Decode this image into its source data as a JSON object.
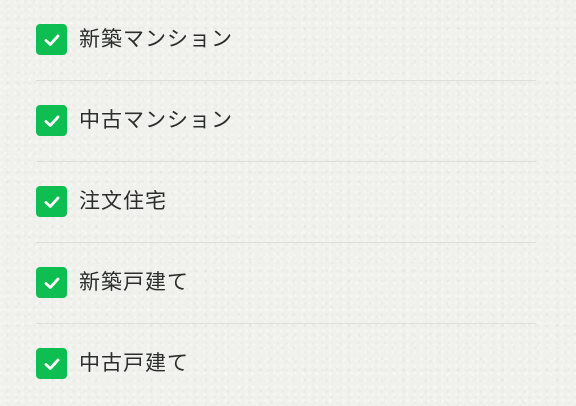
{
  "theme": {
    "checkbox_color": "#0fbe50",
    "check_mark_color": "#ffffff"
  },
  "options": [
    {
      "label": "新築マンション",
      "checked": true
    },
    {
      "label": "中古マンション",
      "checked": true
    },
    {
      "label": "注文住宅",
      "checked": true
    },
    {
      "label": "新築戸建て",
      "checked": true
    },
    {
      "label": "中古戸建て",
      "checked": true
    }
  ]
}
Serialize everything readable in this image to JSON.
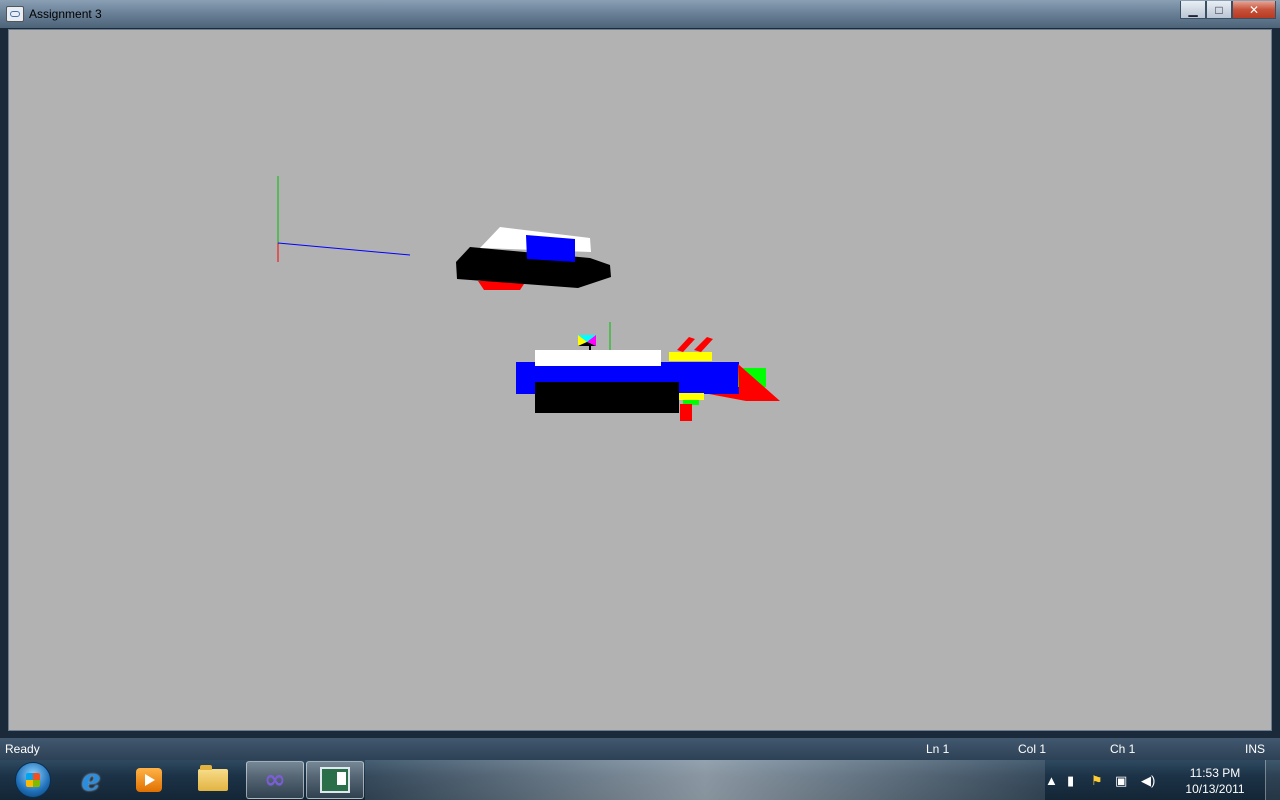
{
  "window": {
    "title": "Assignment 3",
    "buttons": {
      "minimize": "▁",
      "maximize": "□",
      "close": "✕"
    }
  },
  "scene": {
    "background": "#b2b2b2",
    "colors": {
      "axis_x": "#0000ff",
      "axis_y": "#00c000",
      "axis_z": "#ff0000",
      "hull_dark": "#000000",
      "deck_white": "#ffffff",
      "hull_blue": "#0000ff",
      "accent_red": "#ff0000",
      "accent_yellow": "#ffff00",
      "accent_green": "#00ff00",
      "flag_cyan": "#00ffff",
      "flag_magenta": "#ff00ff"
    }
  },
  "statusbar": {
    "status": "Ready",
    "line": "Ln 1",
    "column": "Col 1",
    "character": "Ch 1",
    "mode": "INS"
  },
  "taskbar": {
    "start_icon": "windows-start-orb",
    "pinned": [
      {
        "name": "internet-explorer-icon"
      },
      {
        "name": "media-player-icon"
      },
      {
        "name": "file-explorer-icon"
      },
      {
        "name": "visual-studio-icon"
      },
      {
        "name": "assignment-app-icon"
      }
    ],
    "clock": {
      "time": "11:53 PM",
      "date": "10/13/2011"
    }
  }
}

************

**Given exercise**
Find "this". Copy every line it occurs in.

**The response**
Decode this image into its source data as a JSON object.
Serialize everything readable in this image to JSON.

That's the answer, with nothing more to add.